* _The tasks_
a. Answer these questions using the list of historical events:
(i) In what city was Gioacchino Antonio Rossini born?
(ii) How many members were on the commission Theodore Roosevelt appointed in 1904?
(iii) How many people were killed when the Peruvian commercial jetliner crashed in the Andes?
b. Reproduce word for word the part of the list of historical events that opens with the words containing "In 1796, President" and closes with "the Panama Canal.".

*** Passage given

In 1792, composer Gioacchino Antonio Rossini was born in Pesaro, Italy.

In 1796, President Washington proclaimed Jay's Treaty, which settled some outstanding differences with Great Britain, in effect.

In 1904, President Theodore Roosevelt appointed a seven-member commission to facilitate completion of the Panama Canal.

In 1956, President Eisenhower announced he would seek a second term of office.

In 1960, the first Playboy Club, featuring waitresses clad in "bunny" outfits, opened in Chicago. (Hugh Hefner closed the corporate-owned clubs in 1986, calling them "passe.")

In 1968, the discovery of the first "pulsar," a star which emits regular radio waves, was announced by Dr. Jocelyn Bell Burnell at Cambridge, England.

In 1968, President Johnson's National Advisory Commission on Civil Disorders (also known as the Kerner Commission) warned that racism was causing America to move "toward two societies, one black, one white -- separate and unequal."

In 1980, former Israeli foreign minister Yigal Allon, who had played an important role in the Jewish state's fight for independence, died at age 61.

In 1984, Canadian Prime Minister Pierre Elliott Trudeau announced he was stepping down after more than 15 years in power.

Twelve years ago: South African Archbishop Desmond Tutu and other religious leaders were arrested while kneeling near Parliament with a petition against government bans on anti-apartheid groups. (All were freed hours later.)

Eight years ago: Muslims and Croats in Bosnia-Herzegovina began casting ballots in an independence referendum; Serbs boycotted the vote, calling it illegal.

Four years ago: About 30 television and entertainment industry executives met with President Clinton at the White House, where they promised to devise a TV ratings system. Daniel Green was convicted in Lumberton, North Carolina, of murdering James R. Jordan, the father of basketball star Michael Jordan, during a 1993 roadside holdup. (Green was sentenced to life in prison; an accomplice who had testified against him, Larry Demery, is also serving a life sentence.) A Peruvian commercial jetliner crashed in the Andes, killing all 123 people on board.


"Many of us spend half our time wishing for things we could have if we didn't spend half our time wishing."

-- Alexander Woollcott, American author and critic (1887-1943).

******
*** Information shown

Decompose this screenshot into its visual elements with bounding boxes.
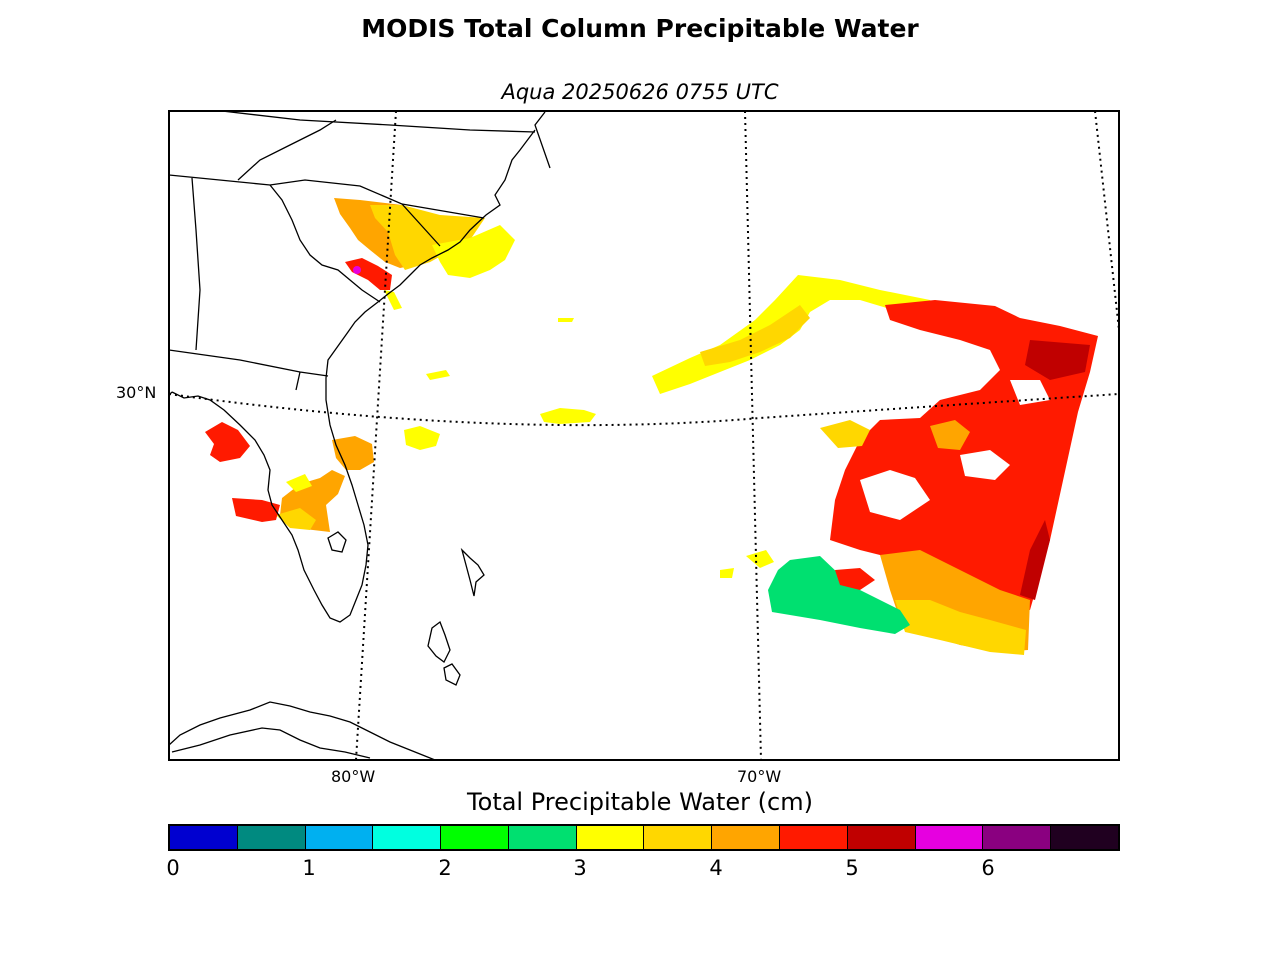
colorbar-segment-4 [441,826,509,849]
lat-label-30n: 30°N [116,383,157,402]
colorbar-segment-5 [508,826,577,849]
colorbar-label: Total Precipitable Water (cm) [467,788,813,816]
pw-speck-3 [558,318,574,322]
colorbar-segment-8 [712,826,781,849]
pw-speck-4 [746,550,774,568]
pw-speck-1 [426,370,450,380]
pw-swath-gold-low [895,600,1026,655]
pw-cfl-gold [276,508,316,530]
pw-cfl-red [232,498,280,522]
colorbar-segment-11 [915,826,984,849]
colorbar-segment-13 [1051,826,1118,849]
colorbar-segment-10 [847,826,916,849]
cbar-tick-3: 3 [573,856,587,880]
state-border-5 [295,371,301,391]
pw-nfl-orange [332,436,374,470]
lon-label-70w: 70°W [737,767,782,786]
pw-field-southeast-us [205,198,596,532]
colorbar [168,824,1120,851]
cbar-tick-0: 0 [166,856,180,880]
meridian-60w [1094,111,1119,331]
pw-swath-gap-1 [860,470,930,520]
pw-carolinas-red [345,258,392,290]
figure-title: MODIS Total Column Precipitable Water [361,14,919,43]
pw-swath-gold-top [820,420,870,448]
state-border-2 [169,174,441,247]
bahamas-south [443,663,461,686]
pw-swath-green [768,556,910,634]
us-east-coastline [171,111,551,623]
colorbar-segment-0 [170,826,238,849]
colorbar-segment-3 [373,826,442,849]
bahamas-andros [460,547,485,597]
pw-carolinas-gold [370,205,485,270]
pw-band-yellow [652,275,940,394]
colorbar-segment-6 [576,826,645,849]
pw-nfl-yellow [404,426,440,450]
lon-label-80w: 80°W [331,767,376,786]
pw-gulf-red [205,422,250,462]
pw-field-atlantic-swath [652,275,1098,655]
colorbar-segment-2 [305,826,374,849]
pw-carolinas-magenta [353,266,361,274]
bahamas-east [427,620,451,663]
parallel-30n [169,393,1119,427]
pw-band-gold [700,305,810,366]
colorbar-segment-7 [644,826,713,849]
pw-swath-red-small [835,568,875,590]
colorbar-segment-12 [983,826,1052,849]
state-border-8 [401,203,485,219]
pw-carolinas-yellow-2 [384,290,402,310]
pw-cfl-yellow [286,474,312,492]
state-border-7 [237,119,337,181]
pw-swath-darkred-2 [1020,520,1050,600]
graticule [169,111,1119,760]
pw-swath-darkred [1025,340,1090,380]
pw-speck-5 [720,568,734,578]
state-border-6 [221,111,536,133]
cbar-tick-4: 4 [709,856,723,880]
colorbar-segment-1 [237,826,306,849]
figure-subtitle: Aqua 20250626 0755 UTC [501,80,779,104]
pw-swath-gap-4 [1010,380,1050,405]
meridian-70w [744,111,762,760]
pw-carolinas-yellow [432,225,515,278]
cuba-inner [171,727,371,759]
state-border-4 [169,349,329,377]
map-frame [168,110,1120,761]
pw-speck-2 [540,408,596,424]
cbar-tick-5: 5 [845,856,859,880]
lake-okeechobee [327,531,347,553]
cbar-tick-2: 2 [438,856,452,880]
pw-swath-orange-top [930,420,970,450]
coastlines [169,111,551,760]
state-border-3 [269,184,381,303]
colorbar-segment-9 [780,826,848,849]
meridian-80w [355,111,397,760]
cbar-tick-1: 1 [302,856,316,880]
cbar-tick-6: 6 [981,856,995,880]
pw-swath-gap-2 [960,450,1010,480]
cuba-coast [169,701,436,760]
state-border-1 [191,177,201,351]
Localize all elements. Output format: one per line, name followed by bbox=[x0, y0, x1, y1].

******

* _Answers by task_
a.
(i) Pesaro, Italy
(ii) Seven
(iii) 123

b.
In 1796, President Washington proclaimed Jay's Treaty, which settled some outstanding differences with Great Britain, in effect.

In 1904, President Theodore Roosevelt appointed a seven-member commission to facilitate completion of the Panama Canal.